### Task prompt
Read the records below and copy each line that contains "Fundación".

### Supplied material
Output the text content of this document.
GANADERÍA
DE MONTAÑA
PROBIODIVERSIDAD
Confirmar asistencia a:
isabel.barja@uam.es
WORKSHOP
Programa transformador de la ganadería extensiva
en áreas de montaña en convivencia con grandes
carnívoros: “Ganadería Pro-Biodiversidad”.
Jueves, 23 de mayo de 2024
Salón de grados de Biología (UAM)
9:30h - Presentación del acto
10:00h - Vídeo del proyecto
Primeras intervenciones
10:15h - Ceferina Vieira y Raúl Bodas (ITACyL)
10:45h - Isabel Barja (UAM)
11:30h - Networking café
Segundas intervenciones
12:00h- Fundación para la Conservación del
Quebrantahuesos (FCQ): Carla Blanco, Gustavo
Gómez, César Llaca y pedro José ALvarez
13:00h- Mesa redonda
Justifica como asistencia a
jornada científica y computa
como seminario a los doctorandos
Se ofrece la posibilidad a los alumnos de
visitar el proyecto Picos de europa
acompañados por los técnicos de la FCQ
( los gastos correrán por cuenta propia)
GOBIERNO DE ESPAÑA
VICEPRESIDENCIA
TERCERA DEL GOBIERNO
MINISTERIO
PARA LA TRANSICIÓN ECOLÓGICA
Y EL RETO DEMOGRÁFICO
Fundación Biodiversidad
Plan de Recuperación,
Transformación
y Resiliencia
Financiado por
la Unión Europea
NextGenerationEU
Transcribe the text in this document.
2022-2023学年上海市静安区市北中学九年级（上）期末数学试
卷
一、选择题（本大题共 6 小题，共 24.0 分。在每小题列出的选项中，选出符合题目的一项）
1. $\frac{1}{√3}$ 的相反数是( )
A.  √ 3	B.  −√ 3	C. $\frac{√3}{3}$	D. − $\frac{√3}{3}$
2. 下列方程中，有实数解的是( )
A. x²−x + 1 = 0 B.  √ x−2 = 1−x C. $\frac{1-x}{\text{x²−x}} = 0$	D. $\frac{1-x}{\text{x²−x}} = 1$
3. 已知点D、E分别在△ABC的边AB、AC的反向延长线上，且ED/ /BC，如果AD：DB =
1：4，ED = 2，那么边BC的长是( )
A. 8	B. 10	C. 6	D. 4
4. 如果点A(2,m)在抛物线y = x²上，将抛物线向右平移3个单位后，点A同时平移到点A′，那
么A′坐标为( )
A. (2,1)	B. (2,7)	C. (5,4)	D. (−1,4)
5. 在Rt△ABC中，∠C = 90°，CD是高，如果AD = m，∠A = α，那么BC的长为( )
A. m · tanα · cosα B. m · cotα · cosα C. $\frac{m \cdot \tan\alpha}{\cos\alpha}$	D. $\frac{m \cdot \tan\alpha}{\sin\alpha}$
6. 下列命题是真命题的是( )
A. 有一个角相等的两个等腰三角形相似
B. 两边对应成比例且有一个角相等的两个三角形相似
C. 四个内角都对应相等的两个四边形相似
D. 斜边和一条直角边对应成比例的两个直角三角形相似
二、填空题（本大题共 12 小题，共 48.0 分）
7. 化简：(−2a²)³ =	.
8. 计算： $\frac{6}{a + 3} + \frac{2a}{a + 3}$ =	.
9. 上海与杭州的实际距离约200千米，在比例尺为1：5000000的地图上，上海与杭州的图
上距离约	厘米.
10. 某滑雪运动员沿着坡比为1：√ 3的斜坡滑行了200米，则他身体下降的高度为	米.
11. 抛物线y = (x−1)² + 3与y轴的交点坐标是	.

### Task answer
12:00h- Fundación para la Conservación del
Fundación Biodiversidad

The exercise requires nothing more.